» Required work
Your task is to print every entry below exactly as given.

-- start Entries supplied --

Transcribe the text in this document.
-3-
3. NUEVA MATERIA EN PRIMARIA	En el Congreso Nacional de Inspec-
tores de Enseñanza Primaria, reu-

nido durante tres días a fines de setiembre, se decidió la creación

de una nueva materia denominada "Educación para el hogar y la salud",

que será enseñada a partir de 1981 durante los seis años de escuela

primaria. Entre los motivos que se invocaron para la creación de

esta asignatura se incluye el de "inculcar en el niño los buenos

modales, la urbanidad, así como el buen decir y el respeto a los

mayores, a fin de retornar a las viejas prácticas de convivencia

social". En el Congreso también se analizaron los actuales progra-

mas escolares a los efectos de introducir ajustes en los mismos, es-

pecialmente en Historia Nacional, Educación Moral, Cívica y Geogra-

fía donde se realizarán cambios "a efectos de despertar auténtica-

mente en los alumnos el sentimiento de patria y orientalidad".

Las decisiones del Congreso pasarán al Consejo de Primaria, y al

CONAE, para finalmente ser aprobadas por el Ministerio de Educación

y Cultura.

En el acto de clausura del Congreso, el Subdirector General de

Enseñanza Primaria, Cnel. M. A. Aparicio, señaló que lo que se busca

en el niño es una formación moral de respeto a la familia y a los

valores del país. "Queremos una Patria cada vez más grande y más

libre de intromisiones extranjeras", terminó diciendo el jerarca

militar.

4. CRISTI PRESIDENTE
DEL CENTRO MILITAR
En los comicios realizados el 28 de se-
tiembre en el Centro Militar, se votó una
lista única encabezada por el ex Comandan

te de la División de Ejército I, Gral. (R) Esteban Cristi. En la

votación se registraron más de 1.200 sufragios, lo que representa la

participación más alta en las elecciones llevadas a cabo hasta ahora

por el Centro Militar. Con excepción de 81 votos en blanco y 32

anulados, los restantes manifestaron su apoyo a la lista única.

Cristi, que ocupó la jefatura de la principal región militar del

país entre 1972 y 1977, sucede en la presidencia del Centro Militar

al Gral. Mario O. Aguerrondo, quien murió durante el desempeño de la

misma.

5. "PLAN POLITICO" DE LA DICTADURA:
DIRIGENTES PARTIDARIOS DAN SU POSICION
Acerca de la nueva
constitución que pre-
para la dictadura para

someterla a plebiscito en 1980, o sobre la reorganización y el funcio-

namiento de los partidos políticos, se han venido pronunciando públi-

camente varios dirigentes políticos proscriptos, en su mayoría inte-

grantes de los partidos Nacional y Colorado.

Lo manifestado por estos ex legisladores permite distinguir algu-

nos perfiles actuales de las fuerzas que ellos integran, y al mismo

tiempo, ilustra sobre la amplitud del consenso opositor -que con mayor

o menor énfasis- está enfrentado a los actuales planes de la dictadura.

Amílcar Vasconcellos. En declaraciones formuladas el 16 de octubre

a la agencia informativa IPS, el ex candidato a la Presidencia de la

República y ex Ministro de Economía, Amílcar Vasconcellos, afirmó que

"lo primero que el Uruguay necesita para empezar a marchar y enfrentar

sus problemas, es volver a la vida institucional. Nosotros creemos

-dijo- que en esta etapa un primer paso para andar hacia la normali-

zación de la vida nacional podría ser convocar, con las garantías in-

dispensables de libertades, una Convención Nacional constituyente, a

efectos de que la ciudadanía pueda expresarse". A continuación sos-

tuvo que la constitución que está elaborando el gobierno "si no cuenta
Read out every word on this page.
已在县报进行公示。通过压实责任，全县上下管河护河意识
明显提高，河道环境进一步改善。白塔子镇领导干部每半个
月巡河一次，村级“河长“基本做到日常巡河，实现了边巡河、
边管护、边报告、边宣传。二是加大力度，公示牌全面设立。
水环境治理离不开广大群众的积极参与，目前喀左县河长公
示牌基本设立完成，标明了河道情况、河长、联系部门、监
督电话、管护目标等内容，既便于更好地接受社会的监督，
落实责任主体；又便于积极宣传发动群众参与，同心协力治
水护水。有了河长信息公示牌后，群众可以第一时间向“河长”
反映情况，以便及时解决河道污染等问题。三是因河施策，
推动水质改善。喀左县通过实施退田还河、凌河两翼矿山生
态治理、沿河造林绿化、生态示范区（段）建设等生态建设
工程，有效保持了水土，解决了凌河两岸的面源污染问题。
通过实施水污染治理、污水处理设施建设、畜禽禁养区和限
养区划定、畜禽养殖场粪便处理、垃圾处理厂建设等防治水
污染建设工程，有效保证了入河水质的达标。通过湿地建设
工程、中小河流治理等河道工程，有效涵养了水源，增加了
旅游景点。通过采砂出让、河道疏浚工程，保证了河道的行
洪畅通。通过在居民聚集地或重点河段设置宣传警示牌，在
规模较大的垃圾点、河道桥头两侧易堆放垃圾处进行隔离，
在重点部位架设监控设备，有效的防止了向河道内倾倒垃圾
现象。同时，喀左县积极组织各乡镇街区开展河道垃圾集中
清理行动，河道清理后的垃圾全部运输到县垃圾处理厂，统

-- end Entries supplied --

» Solution for this problem
Transcribe the text in this document.
-3-
3. NUEVA MATERIA EN PRIMARIA	En el Congreso Nacional de Inspec-
tores de Enseñanza Primaria, reu-

nido durante tres días a fines de setiembre, se decidió la creación

de una nueva materia denominada "Educación para el hogar y la salud",

que será enseñada a partir de 1981 durante los seis años de escuela

primaria. Entre los motivos que se invocaron para la creación de

esta asignatura se incluye el de "inculcar en el niño los buenos

modales, la urbanidad, así como el buen decir y el respeto a los

mayores, a fin de retornar a las viejas prácticas de convivencia

social". En el Congreso también se analizaron los actuales progra-

mas escolares a los efectos de introducir ajustes en los mismos, es-

pecialmente en Historia Nacional, Educación Moral, Cívica y Geogra-

fía donde se realizarán cambios "a efectos de despertar auténtica-

mente en los alumnos el sentimiento de patria y orientalidad".

Las decisiones del Congreso pasarán al Consejo de Primaria, y al

CONAE, para finalmente ser aprobadas por el Ministerio de Educación

y Cultura.

En el acto de clausura del Congreso, el Subdirector General de

Enseñanza Primaria, Cnel. M. A. Aparicio, señaló que lo que se busca

en el niño es una formación moral de respeto a la familia y a los

valores del país. "Queremos una Patria cada vez más grande y más

libre de intromisiones extranjeras", terminó diciendo el jerarca

militar.

4. CRISTI PRESIDENTE
DEL CENTRO MILITAR
En los comicios realizados el 28 de se-
tiembre en el Centro Militar, se votó una
lista única encabezada por el ex Comandan

te de la División de Ejército I, Gral. (R) Esteban Cristi. En la

votación se registraron más de 1.200 sufragios, lo que representa la

participación más alta en las elecciones llevadas a cabo hasta ahora

por el Centro Militar. Con excepción de 81 votos en blanco y 32

anulados, los restantes manifestaron su apoyo a la lista única.

Cristi, que ocupó la jefatura de la principal región militar del

país entre 1972 y 1977, sucede en la presidencia del Centro Militar

al Gral. Mario O. Aguerrondo, quien murió durante el desempeño de la

misma.

5. "PLAN POLITICO" DE LA DICTADURA:
DIRIGENTES PARTIDARIOS DAN SU POSICION
Acerca de la nueva
constitución que pre-
para la dictadura para

someterla a plebiscito en 1980, o sobre la reorganización y el funcio-

namiento de los partidos políticos, se han venido pronunciando públi-

camente varios dirigentes políticos proscriptos, en su mayoría inte-

grantes de los partidos Nacional y Colorado.

Lo manifestado por estos ex legisladores permite distinguir algu-

nos perfiles actuales de las fuerzas que ellos integran, y al mismo

tiempo, ilustra sobre la amplitud del consenso opositor -que con mayor

o menor énfasis- está enfrentado a los actuales planes de la dictadura.

Amílcar Vasconcellos. En declaraciones formuladas el 16 de octubre

a la agencia informativa IPS, el ex candidato a la Presidencia de la

República y ex Ministro de Economía, Amílcar Vasconcellos, afirmó que

"lo primero que el Uruguay necesita para empezar a marchar y enfrentar

sus problemas, es volver a la vida institucional. Nosotros creemos

-dijo- que en esta etapa un primer paso para andar hacia la normali-

zación de la vida nacional podría ser convocar, con las garantías in-

dispensables de libertades, una Convención Nacional constituyente, a

efectos de que la ciudadanía pueda expresarse". A continuación sos-

tuvo que la constitución que está elaborando el gobierno "si no cuenta
Read out every word on this page.
已在县报进行公示。通过压实责任，全县上下管河护河意识
明显提高，河道环境进一步改善。白塔子镇领导干部每半个
月巡河一次，村级“河长“基本做到日常巡河，实现了边巡河、
边管护、边报告、边宣传。二是加大力度，公示牌全面设立。
水环境治理离不开广大群众的积极参与，目前喀左县河长公
示牌基本设立完成，标明了河道情况、河长、联系部门、监
督电话、管护目标等内容，既便于更好地接受社会的监督，
落实责任主体；又便于积极宣传发动群众参与，同心协力治
水护水。有了河长信息公示牌后，群众可以第一时间向“河长”
反映情况，以便及时解决河道污染等问题。三是因河施策，
推动水质改善。喀左县通过实施退田还河、凌河两翼矿山生
态治理、沿河造林绿化、生态示范区（段）建设等生态建设
工程，有效保持了水土，解决了凌河两岸的面源污染问题。
通过实施水污染治理、污水处理设施建设、畜禽禁养区和限
养区划定、畜禽养殖场粪便处理、垃圾处理厂建设等防治水
污染建设工程，有效保证了入河水质的达标。通过湿地建设
工程、中小河流治理等河道工程，有效涵养了水源，增加了
旅游景点。通过采砂出让、河道疏浚工程，保证了河道的行
洪畅通。通过在居民聚集地或重点河段设置宣传警示牌，在
规模较大的垃圾点、河道桥头两侧易堆放垃圾处进行隔离，
在重点部位架设监控设备，有效的防止了向河道内倾倒垃圾
现象。同时，喀左县积极组织各乡镇街区开展河道垃圾集中
清理行动，河道清理后的垃圾全部运输到县垃圾处理厂，统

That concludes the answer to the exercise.